Your task:
Search the listing below for the string "JSON" and show each line that contains it.

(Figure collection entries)
++++++++

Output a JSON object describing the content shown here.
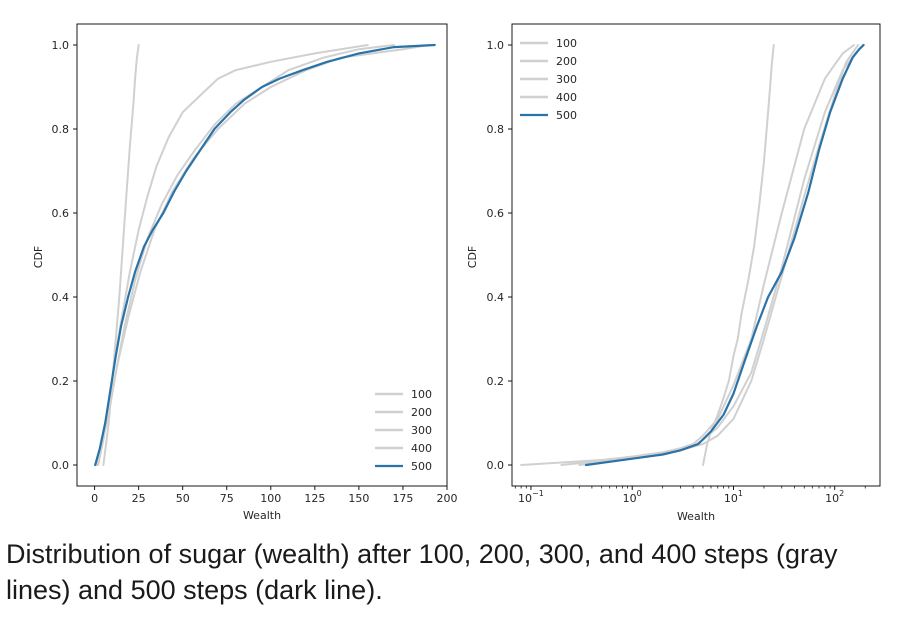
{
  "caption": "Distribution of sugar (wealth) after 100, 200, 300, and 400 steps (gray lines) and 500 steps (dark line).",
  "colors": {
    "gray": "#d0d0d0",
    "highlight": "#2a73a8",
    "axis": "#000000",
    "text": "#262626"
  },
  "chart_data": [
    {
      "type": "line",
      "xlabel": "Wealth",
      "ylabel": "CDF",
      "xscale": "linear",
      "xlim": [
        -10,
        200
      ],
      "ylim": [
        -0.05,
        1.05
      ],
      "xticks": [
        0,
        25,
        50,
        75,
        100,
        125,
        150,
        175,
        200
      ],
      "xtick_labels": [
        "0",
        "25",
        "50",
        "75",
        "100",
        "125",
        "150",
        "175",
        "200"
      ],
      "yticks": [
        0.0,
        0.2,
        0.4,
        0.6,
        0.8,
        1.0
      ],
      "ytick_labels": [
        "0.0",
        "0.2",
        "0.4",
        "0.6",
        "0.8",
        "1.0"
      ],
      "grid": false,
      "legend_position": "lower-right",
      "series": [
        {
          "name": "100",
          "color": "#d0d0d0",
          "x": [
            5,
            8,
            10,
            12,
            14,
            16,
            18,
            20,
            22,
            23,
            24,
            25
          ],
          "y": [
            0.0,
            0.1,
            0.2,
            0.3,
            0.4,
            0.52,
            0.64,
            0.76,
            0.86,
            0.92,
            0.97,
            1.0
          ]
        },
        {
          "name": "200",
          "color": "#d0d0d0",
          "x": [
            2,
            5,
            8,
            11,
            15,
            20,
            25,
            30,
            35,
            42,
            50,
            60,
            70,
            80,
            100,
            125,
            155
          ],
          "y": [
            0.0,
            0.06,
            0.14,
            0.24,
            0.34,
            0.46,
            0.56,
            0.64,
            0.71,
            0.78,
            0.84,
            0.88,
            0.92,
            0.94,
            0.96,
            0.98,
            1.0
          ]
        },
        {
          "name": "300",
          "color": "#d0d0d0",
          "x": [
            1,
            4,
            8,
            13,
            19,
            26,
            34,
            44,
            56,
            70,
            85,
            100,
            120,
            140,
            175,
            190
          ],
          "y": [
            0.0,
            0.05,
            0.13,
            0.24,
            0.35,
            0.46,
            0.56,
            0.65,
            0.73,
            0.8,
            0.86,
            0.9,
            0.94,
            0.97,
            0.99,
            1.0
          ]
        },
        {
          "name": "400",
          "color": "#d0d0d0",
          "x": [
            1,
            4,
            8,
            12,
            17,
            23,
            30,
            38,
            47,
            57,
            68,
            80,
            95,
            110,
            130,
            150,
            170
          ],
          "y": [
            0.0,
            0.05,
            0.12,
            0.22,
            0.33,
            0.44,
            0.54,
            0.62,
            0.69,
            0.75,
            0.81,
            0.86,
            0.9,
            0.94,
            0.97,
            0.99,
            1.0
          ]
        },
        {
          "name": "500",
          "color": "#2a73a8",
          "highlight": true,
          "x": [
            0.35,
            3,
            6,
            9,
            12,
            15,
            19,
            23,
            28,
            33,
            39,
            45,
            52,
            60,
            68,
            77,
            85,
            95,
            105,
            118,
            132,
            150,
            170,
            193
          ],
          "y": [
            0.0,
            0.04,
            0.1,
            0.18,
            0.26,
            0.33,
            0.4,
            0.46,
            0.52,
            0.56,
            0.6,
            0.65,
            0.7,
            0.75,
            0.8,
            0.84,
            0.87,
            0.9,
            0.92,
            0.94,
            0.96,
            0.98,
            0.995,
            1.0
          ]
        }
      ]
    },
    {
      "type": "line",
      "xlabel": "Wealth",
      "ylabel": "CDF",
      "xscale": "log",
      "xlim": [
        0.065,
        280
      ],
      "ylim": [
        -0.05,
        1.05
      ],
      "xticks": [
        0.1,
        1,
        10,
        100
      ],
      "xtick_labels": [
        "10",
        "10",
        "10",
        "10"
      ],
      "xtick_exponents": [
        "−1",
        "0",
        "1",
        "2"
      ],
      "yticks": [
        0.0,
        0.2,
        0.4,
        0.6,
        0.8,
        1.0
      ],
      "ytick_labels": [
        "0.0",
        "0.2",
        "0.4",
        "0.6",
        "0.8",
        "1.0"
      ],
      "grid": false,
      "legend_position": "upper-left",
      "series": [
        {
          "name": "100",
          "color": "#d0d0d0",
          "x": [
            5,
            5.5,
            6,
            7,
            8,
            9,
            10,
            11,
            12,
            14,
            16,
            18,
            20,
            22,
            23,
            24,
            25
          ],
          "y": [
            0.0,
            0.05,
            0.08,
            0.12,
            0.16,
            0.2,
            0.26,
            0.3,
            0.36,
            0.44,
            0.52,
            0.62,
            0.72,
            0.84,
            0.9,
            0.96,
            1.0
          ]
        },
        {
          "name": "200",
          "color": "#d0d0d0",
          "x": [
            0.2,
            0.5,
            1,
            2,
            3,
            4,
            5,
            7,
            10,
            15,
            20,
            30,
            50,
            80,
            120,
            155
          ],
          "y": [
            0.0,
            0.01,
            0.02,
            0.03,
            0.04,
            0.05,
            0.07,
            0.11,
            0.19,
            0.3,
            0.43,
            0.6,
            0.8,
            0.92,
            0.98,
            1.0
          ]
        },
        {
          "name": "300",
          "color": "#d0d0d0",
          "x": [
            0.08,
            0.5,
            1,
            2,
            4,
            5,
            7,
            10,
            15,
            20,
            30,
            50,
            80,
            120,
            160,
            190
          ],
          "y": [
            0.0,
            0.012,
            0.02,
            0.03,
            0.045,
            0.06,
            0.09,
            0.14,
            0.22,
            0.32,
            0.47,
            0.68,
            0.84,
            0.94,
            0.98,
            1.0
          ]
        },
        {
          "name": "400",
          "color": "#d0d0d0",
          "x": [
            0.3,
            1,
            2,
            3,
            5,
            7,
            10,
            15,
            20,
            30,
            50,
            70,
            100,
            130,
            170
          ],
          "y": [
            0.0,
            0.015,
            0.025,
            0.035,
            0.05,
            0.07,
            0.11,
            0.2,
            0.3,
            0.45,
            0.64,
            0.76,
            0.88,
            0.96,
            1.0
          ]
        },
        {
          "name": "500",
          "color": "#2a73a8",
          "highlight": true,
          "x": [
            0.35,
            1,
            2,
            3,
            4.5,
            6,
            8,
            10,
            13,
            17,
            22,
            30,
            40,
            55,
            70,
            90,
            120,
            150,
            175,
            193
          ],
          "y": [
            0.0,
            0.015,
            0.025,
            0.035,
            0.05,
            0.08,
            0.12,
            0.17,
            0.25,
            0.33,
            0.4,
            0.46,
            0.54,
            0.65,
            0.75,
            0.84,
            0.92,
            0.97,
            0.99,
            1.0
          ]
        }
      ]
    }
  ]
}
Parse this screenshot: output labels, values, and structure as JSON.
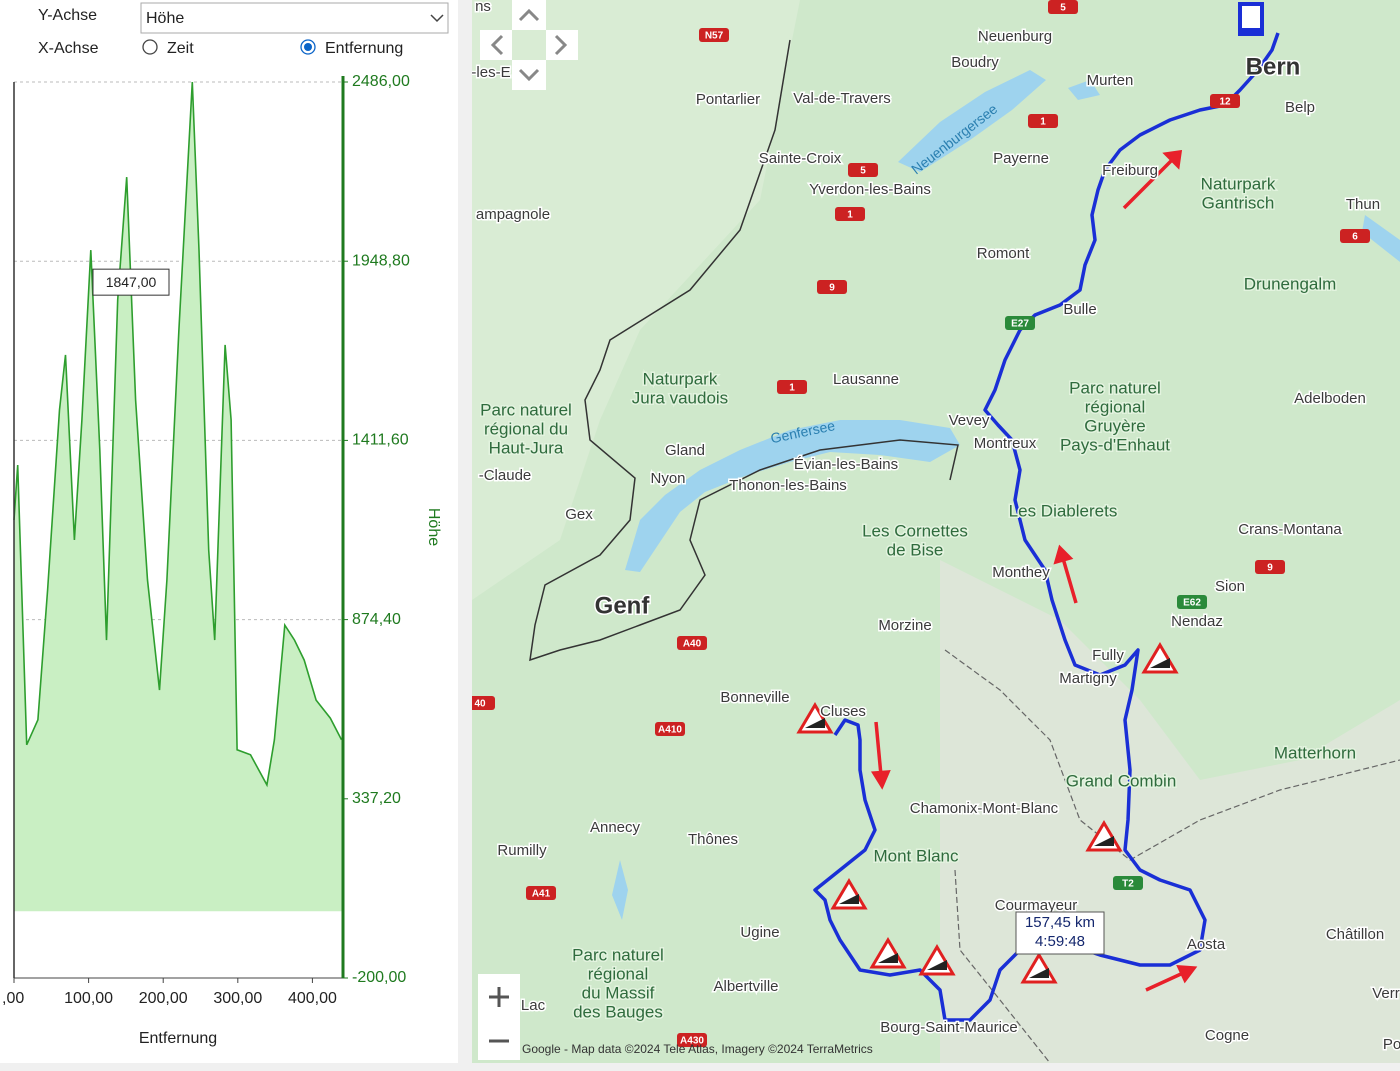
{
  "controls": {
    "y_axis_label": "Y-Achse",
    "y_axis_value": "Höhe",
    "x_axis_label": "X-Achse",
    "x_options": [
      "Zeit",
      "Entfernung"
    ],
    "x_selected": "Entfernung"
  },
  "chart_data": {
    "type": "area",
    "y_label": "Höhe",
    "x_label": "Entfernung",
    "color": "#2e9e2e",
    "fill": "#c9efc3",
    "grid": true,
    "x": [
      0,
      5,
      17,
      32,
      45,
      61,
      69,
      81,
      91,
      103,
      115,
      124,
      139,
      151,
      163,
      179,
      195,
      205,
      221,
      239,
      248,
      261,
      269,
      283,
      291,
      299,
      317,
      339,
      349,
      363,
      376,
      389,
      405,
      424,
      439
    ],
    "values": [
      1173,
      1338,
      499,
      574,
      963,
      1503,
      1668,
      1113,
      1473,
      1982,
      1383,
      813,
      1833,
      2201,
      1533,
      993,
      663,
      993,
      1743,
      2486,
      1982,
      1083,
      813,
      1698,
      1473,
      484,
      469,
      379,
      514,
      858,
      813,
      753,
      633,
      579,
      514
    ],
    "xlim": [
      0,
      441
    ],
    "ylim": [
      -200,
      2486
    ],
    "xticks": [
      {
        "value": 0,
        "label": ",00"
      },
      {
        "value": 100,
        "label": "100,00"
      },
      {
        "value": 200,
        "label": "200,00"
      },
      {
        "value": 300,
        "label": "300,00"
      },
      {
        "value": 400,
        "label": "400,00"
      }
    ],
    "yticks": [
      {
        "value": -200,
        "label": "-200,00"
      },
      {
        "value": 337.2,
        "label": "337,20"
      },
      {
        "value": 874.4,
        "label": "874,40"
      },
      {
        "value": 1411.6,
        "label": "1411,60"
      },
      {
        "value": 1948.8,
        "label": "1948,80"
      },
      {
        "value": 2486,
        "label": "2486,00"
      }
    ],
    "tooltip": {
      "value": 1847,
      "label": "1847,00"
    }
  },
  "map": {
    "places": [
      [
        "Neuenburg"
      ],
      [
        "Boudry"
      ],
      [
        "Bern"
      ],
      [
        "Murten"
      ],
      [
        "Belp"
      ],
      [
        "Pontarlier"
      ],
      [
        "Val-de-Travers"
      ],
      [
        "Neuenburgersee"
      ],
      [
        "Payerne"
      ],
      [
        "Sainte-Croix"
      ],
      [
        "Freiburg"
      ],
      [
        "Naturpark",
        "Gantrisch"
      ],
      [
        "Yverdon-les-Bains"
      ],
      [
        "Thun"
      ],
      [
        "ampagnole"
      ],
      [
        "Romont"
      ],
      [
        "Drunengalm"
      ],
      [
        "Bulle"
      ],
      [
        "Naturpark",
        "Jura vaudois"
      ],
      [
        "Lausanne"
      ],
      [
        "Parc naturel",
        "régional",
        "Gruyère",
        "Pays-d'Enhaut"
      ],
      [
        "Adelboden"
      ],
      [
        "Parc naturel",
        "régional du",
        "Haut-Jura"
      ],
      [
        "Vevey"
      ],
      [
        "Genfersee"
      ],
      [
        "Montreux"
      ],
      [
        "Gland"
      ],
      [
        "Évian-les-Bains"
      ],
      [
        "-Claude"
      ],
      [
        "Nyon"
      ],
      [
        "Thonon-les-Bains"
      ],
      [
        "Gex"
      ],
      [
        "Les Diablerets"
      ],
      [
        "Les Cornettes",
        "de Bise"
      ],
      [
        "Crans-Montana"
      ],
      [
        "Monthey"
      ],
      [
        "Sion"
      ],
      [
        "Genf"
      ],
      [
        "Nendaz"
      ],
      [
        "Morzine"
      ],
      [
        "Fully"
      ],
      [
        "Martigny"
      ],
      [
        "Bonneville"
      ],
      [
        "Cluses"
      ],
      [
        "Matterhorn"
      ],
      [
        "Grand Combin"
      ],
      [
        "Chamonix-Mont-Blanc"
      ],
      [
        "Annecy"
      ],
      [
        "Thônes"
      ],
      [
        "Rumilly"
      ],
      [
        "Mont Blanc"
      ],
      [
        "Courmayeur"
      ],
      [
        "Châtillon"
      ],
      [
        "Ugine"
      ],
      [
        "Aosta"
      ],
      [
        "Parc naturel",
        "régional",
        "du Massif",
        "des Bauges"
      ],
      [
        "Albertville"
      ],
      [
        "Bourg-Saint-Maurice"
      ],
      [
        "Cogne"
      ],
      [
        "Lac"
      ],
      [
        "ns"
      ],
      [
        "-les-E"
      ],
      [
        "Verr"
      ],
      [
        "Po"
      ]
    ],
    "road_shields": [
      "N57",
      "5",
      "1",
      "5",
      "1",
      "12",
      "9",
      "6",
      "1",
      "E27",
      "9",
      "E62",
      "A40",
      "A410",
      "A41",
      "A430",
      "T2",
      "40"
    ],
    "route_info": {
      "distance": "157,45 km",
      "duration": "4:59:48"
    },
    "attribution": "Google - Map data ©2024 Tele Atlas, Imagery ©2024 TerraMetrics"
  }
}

++++++++

Result for this exercise:
Output a JSON object describing the content shown here.
Parse this screenshot: output labels, values, and structure as JSON.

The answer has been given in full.